# EXTRACT PROVIDED:
• • •

In addition to the growing complexity of classification algorithms, we now have many more sources of data than the limited set available from actigraph devices. Although each device returns data processed in a slightly different way, the rapid growth of wearable sensor capabilities provides access to new streams of data for use in classification.
Other medical fields have demonstrated the ability of new technology to produce FDA cleared, over-the-counter adjunct evaluation tools; for example, home pregnancy tests, glucometers, and more recently, the Apple Watch irregular heart rate detection capability. Because sleep health is marked by the convergence of behavior and biology, sleep medicine is an obvious beneficiary of instruments that lie on the interface of consumer technology and medicine. However, the field of sleep medicine has remained somewhat resistant to the use of consumer marketed sensors given the lack of transparency in data acquisition and analysis, and the lack of a feasible, efficient method to validate the vast number of devices and associated software [13].
The adoption of affordable, ubiquitous sensors holds significant potential for growing our understanding of sleep and increasing the reach of sleep medicine. Achieving this potential requires wearable manufacturers to allow access to raw sensor data, an intact infrastructure for data sharing of resources with overlapping wearable sensor and scored PSG data, open-source code and disclosed algorithms such as those presented here. This work sets the stage to harness commercial devices for sleep research at large scales.
Supplementary material
Supplementary material is available at SLEEP online.
Figure S1. One vs Rest ROC curves for the REM vs not REM classification problem.
Figure S2. One vs Rest ROC curves for the NREM vs not NREM classification problem.
Figure S3. One vs Rest ROC curves for the wake vs not wake classification problem.

• • •

# DATA EXCERPTS:

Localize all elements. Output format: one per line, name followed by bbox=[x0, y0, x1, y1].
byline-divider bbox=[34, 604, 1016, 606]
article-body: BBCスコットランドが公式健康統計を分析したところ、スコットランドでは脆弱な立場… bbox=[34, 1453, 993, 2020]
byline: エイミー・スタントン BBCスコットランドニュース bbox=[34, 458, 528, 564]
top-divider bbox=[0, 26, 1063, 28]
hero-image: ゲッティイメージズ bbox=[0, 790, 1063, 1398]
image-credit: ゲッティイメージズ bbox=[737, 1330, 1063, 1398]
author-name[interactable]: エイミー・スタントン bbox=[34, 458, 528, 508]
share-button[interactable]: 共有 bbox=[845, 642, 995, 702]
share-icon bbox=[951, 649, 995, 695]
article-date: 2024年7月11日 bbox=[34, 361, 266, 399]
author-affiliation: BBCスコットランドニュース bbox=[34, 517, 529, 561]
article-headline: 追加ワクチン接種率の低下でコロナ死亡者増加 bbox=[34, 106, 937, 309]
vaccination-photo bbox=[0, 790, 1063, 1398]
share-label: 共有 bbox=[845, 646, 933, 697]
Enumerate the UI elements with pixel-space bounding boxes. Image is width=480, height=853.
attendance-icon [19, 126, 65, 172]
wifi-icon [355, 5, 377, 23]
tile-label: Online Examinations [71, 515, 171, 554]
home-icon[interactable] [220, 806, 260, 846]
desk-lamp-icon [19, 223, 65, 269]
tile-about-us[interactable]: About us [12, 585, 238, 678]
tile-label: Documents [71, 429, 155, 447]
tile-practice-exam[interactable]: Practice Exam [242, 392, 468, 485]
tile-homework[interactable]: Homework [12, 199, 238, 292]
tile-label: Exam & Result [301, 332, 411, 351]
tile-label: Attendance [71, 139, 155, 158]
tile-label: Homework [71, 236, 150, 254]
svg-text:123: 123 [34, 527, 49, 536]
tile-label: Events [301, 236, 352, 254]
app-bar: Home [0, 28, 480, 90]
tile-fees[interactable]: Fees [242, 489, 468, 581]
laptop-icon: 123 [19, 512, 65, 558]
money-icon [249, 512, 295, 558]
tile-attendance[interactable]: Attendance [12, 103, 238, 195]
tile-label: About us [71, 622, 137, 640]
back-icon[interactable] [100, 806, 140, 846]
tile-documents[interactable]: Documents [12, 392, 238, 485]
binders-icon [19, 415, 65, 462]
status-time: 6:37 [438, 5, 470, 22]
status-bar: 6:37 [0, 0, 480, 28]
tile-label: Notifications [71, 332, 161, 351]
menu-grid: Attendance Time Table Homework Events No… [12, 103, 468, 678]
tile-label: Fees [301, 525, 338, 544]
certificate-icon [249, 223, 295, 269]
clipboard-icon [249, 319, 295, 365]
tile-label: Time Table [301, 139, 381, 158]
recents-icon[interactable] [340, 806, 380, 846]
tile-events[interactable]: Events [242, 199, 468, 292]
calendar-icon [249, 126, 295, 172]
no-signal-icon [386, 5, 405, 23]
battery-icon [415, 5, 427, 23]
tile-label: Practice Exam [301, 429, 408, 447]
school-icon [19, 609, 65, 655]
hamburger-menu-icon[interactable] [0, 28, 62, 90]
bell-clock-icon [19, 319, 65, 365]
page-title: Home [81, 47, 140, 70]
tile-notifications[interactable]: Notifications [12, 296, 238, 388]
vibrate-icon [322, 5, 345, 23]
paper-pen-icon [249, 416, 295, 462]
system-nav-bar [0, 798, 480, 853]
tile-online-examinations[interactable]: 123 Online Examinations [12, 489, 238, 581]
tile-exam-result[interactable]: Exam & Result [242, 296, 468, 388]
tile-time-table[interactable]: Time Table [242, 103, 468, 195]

• • •

# WHAT TO DO:
[A] In the passage on wearable sensors and sleep medicine, what two shortcomings have kept the field of sleep medicine resistant to consumer marketed sensors?
[B] Echo the passage on wearable sensors and sleep medicine, starting with "Figure S2. One" and going on through "wake classification problem.".
[C] Proceed with the passage on wearable sensors and sleep medicine from the point at which it stops.

# TASK RESPONSES:
[A] The lack of transparency in data acquisition and analysis, and the lack of a feasible, efficient method to validate the vast number of devices and associated software.

[B]
Figure S2. One vs Rest ROC curves for the NREM vs not NREM classification problem.
Figure S3. One vs Rest ROC curves for the wake vs not wake classification problem.

[C]
Figure S4. Comparing adding model-generated circadian drive (pink), cosine (purple), and time since recording start (gray), to motion and heart rate (green). This plot was generated by repeating Monte Carlo cross validation ten times in the manner described in the main text. Here, “clock” refers to the circadian model, and “time” refers to time since recording start.
Funding
This work was supported by the Exercise & Sport Science Initiative University of Michigan; Mobile sleep and circadian rhythm assessment for enhanced athletic performance (U056400) M-Cubed; Analyzing light, human sleep and circadian rhythms through smartphones (U049702), and NSF DMS 1714094.
Acknowledgments
Thanks to Mallory Newsted, Jennifer Zollars, and the University of Michigan Sleep and Circadian Research Laboratory for their assistance.
Conflict of interest statement. O.W. has given talks at Unilever events and received honorariums/travel expenses. She is the CEO of Arcascope LLC, a company that makes circadian rhythms software. D.F. is the CSO of Arcascope and has equity in the company. Arcascope did not sponsor this research. C.G. receives royalties from UpToDate.
Data repository
The data described in this manuscript is available on PhysioNet.